▸ **Task prompt**
Transcribe the full listing exactly, and drop every picture.

▸ **Data listing**
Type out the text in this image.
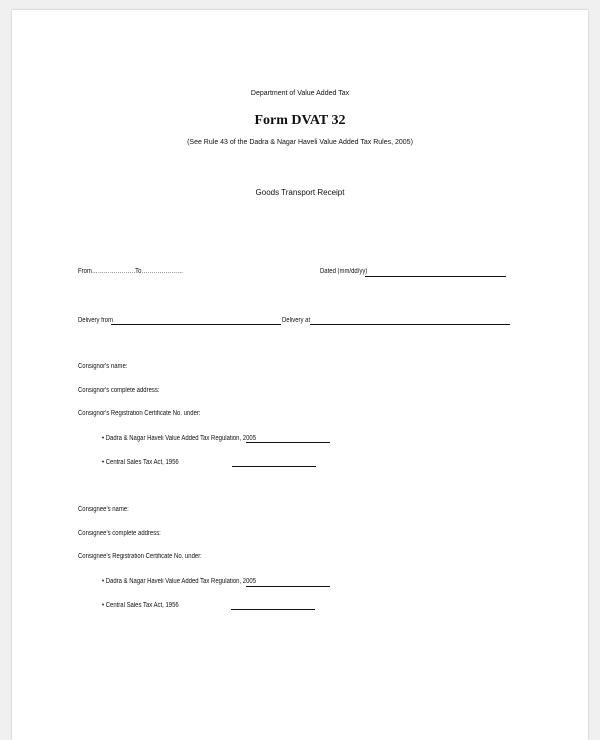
Department of Value Added Tax
Form DVAT 32
(See Rule 43 of the Dadra & Nagar Haveli Value Added Tax Rules, 2005)
Goods Transport Receipt
From………………….To…………………	Dated (mm/dd/yy)
Delivery from	Delivery at
Consignor's name:
Consignor's complete address:
Consignor's Registration Certificate No. under:
• Dadra & Nagar Haveli Value Added Tax Regulation, 2005
• Central Sales Tax Act, 1956
Consignee's name:
Consignee's complete address:
Consignee's Registration Certificate No. under:
• Dadra & Nagar Haveli Value Added Tax Regulation, 2005
• Central Sales Tax Act, 1956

▸ **The completed task**
Type out the text in this image.
Department of Value Added Tax
Form DVAT 32
(See Rule 43 of the Dadra & Nagar Haveli Value Added Tax Rules, 2005)
Goods Transport Receipt
From………………….To…………………	Dated (mm/dd/yy)
Delivery from	Delivery at
Consignor's name:
Consignor's complete address:
Consignor's Registration Certificate No. under:
• Dadra & Nagar Haveli Value Added Tax Regulation, 2005
• Central Sales Tax Act, 1956
Consignee's name:
Consignee's complete address:
Consignee's Registration Certificate No. under:
• Dadra & Nagar Haveli Value Added Tax Regulation, 2005
• Central Sales Tax Act, 1956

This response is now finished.